— BEGIN SUPPLIED RECORDS —
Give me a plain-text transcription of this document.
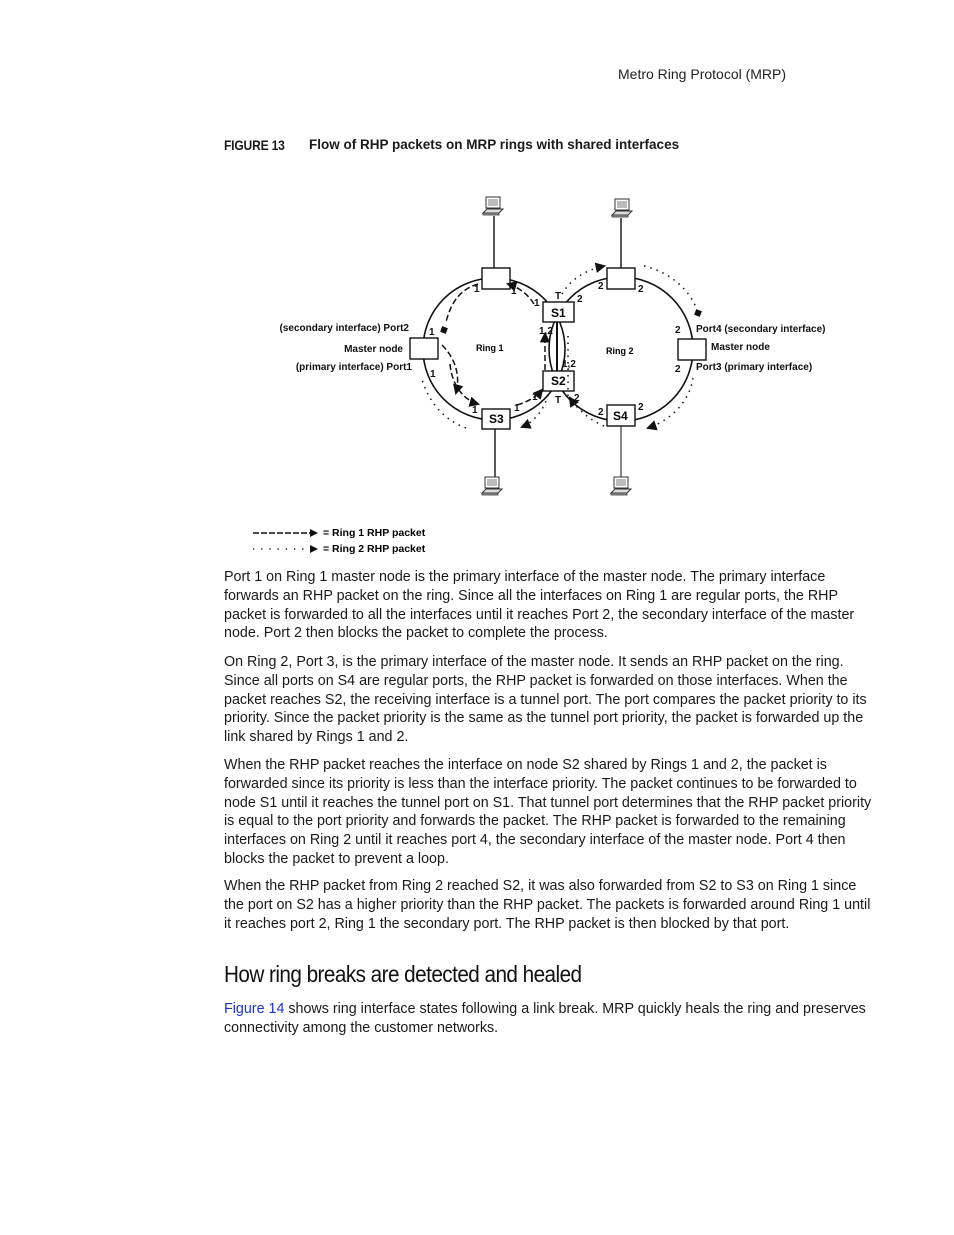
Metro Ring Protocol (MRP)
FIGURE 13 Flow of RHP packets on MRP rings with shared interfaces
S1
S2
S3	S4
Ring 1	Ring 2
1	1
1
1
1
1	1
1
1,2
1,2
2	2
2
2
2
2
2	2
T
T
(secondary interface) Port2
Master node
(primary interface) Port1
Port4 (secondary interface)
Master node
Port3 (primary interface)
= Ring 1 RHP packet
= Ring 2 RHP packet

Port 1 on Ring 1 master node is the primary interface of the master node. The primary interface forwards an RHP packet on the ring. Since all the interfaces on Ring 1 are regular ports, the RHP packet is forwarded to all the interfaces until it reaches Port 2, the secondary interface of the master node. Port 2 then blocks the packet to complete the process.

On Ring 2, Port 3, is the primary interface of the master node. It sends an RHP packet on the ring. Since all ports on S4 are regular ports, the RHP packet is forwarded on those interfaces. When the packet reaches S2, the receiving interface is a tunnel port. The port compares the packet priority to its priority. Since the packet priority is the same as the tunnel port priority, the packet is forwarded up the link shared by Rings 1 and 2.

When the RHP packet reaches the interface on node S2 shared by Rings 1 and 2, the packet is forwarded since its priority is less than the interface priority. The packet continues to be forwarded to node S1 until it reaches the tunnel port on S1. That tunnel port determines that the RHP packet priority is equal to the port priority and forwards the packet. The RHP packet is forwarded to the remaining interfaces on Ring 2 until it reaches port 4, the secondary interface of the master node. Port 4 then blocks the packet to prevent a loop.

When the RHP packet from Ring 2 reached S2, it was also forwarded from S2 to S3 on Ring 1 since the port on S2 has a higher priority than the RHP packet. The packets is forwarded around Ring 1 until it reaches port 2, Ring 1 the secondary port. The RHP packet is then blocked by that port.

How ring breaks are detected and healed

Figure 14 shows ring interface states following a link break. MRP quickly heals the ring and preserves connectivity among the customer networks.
— END SUPPLIED RECORDS —
EXERCISE DETAILS - Provide only the count of lines in the material above that hold the word "packets".

FINAL RESULT - 2